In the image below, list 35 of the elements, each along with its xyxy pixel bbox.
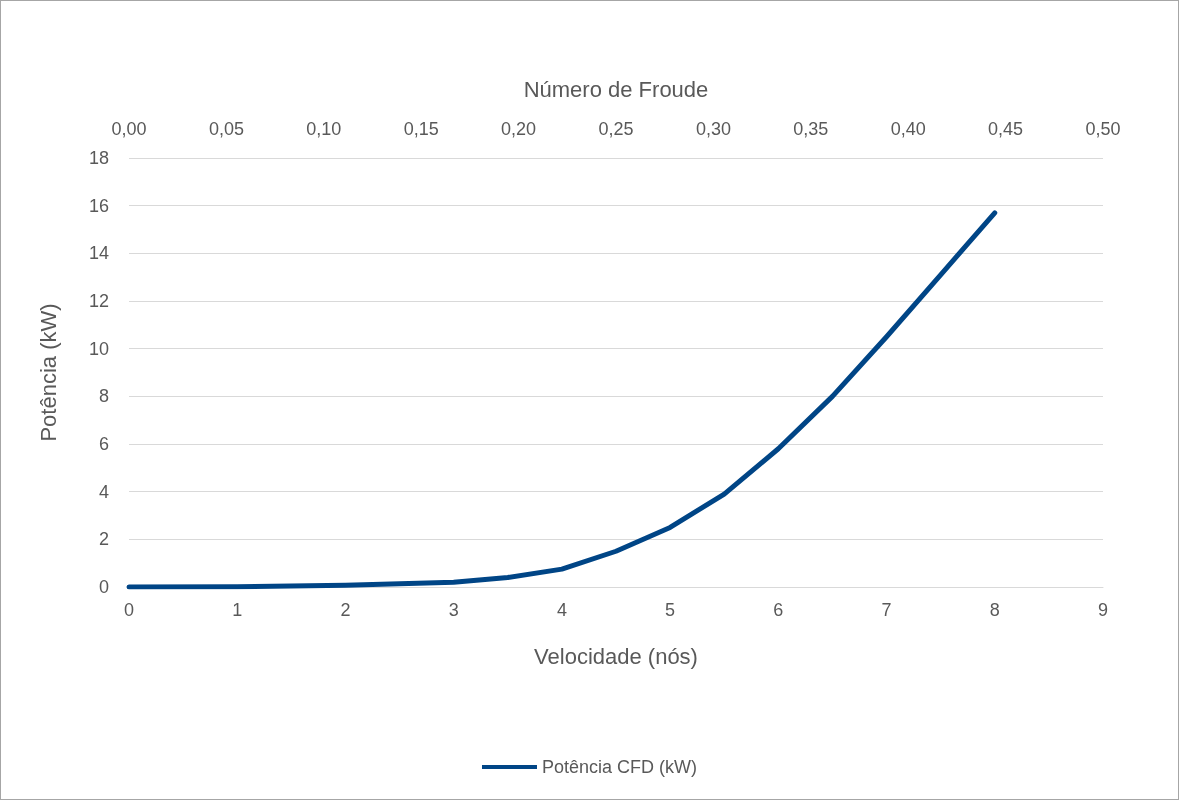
x2-tick-label: 0,20: [501, 119, 537, 139]
x-tick-label: 7: [881, 600, 892, 620]
y-tick-label: 8: [98, 386, 109, 407]
x-tick-label: 2: [340, 600, 351, 620]
x2-tick-label: 0,50: [1085, 119, 1121, 139]
x2-tick-label: 0,30: [695, 119, 731, 139]
x-tick-label: 6: [773, 600, 784, 620]
legend-label: Potência CFD (kW): [541, 757, 698, 777]
y-axis-title: Potência (kW): [35, 303, 61, 442]
x-tick-label: 1: [232, 600, 243, 620]
y-tick-label: 2: [98, 529, 109, 550]
x2-tick-label: 0,10: [306, 119, 342, 139]
x2-tick-label: 0,15: [403, 119, 439, 139]
y-tick-label: 0: [98, 577, 109, 597]
y-tick-label: 18: [88, 148, 109, 168]
x-tick-label: 0: [123, 600, 135, 620]
y-tick-label: 4: [98, 481, 109, 502]
y-tick-label: 12: [88, 291, 109, 311]
x2-tick-label: 0,35: [793, 119, 829, 139]
x2-tick-label: 0,05: [208, 119, 244, 139]
y-tick-label: 16: [88, 195, 109, 216]
x2-axis-title: Número de Froude: [523, 76, 709, 102]
x-tick-label: 3: [448, 600, 459, 620]
x2-tick-label: 0,00: [111, 119, 147, 139]
y-tick-label: 6: [98, 434, 109, 454]
x-axis-title: Velocidade (nós): [534, 643, 698, 669]
x2-tick-label: 0,45: [988, 119, 1024, 139]
x2-tick-label: 0,25: [598, 119, 634, 139]
x-tick-label: 8: [989, 600, 1000, 620]
x-tick-label: 4: [556, 600, 567, 620]
y-tick-label: 10: [88, 338, 109, 359]
x-tick-label: 5: [665, 600, 676, 620]
y-tick-label: 14: [88, 243, 109, 264]
x2-tick-label: 0,40: [890, 119, 926, 139]
x-tick-label: 9: [1097, 600, 1109, 620]
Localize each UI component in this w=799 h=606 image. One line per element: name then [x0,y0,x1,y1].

-=-=-

WHAT YOU SHOULD DO →
Write out every line of the records above word for word, leaving out the pictures.

ANSWER TO THIS EXERCISE →
In the image below, list 35 of the elements, each along with its xyxy pixel bbox.
x2-tick-label: 0,20: [501, 119, 537, 139]
x-tick-label: 7: [881, 600, 892, 620]
y-tick-label: 8: [98, 386, 109, 407]
x-tick-label: 2: [340, 600, 351, 620]
x2-tick-label: 0,50: [1085, 119, 1121, 139]
x2-tick-label: 0,30: [695, 119, 731, 139]
x-tick-label: 6: [773, 600, 784, 620]
legend-label: Potência CFD (kW): [541, 757, 698, 777]
y-axis-title: Potência (kW): [35, 303, 61, 442]
x-tick-label: 1: [232, 600, 243, 620]
y-tick-label: 2: [98, 529, 109, 550]
x2-tick-label: 0,10: [306, 119, 342, 139]
x2-tick-label: 0,15: [403, 119, 439, 139]
y-tick-label: 0: [98, 577, 109, 597]
y-tick-label: 18: [88, 148, 109, 168]
x-tick-label: 0: [123, 600, 135, 620]
y-tick-label: 4: [98, 481, 109, 502]
y-tick-label: 12: [88, 291, 109, 311]
x2-tick-label: 0,35: [793, 119, 829, 139]
x2-tick-label: 0,05: [208, 119, 244, 139]
y-tick-label: 16: [88, 195, 109, 216]
x2-axis-title: Número de Froude: [523, 76, 709, 102]
x-tick-label: 3: [448, 600, 459, 620]
x2-tick-label: 0,00: [111, 119, 147, 139]
y-tick-label: 6: [98, 434, 109, 454]
x-axis-title: Velocidade (nós): [534, 643, 698, 669]
x2-tick-label: 0,45: [988, 119, 1024, 139]
x2-tick-label: 0,25: [598, 119, 634, 139]
x-tick-label: 8: [989, 600, 1000, 620]
x-tick-label: 4: [556, 600, 567, 620]
y-tick-label: 10: [88, 338, 109, 359]
x-tick-label: 5: [665, 600, 676, 620]
y-tick-label: 14: [88, 243, 109, 264]
x2-tick-label: 0,40: [890, 119, 926, 139]
x-tick-label: 9: [1097, 600, 1109, 620]
Localize each UI component in this w=799 h=606 image. One line per element: name then [x0,y0,x1,y1].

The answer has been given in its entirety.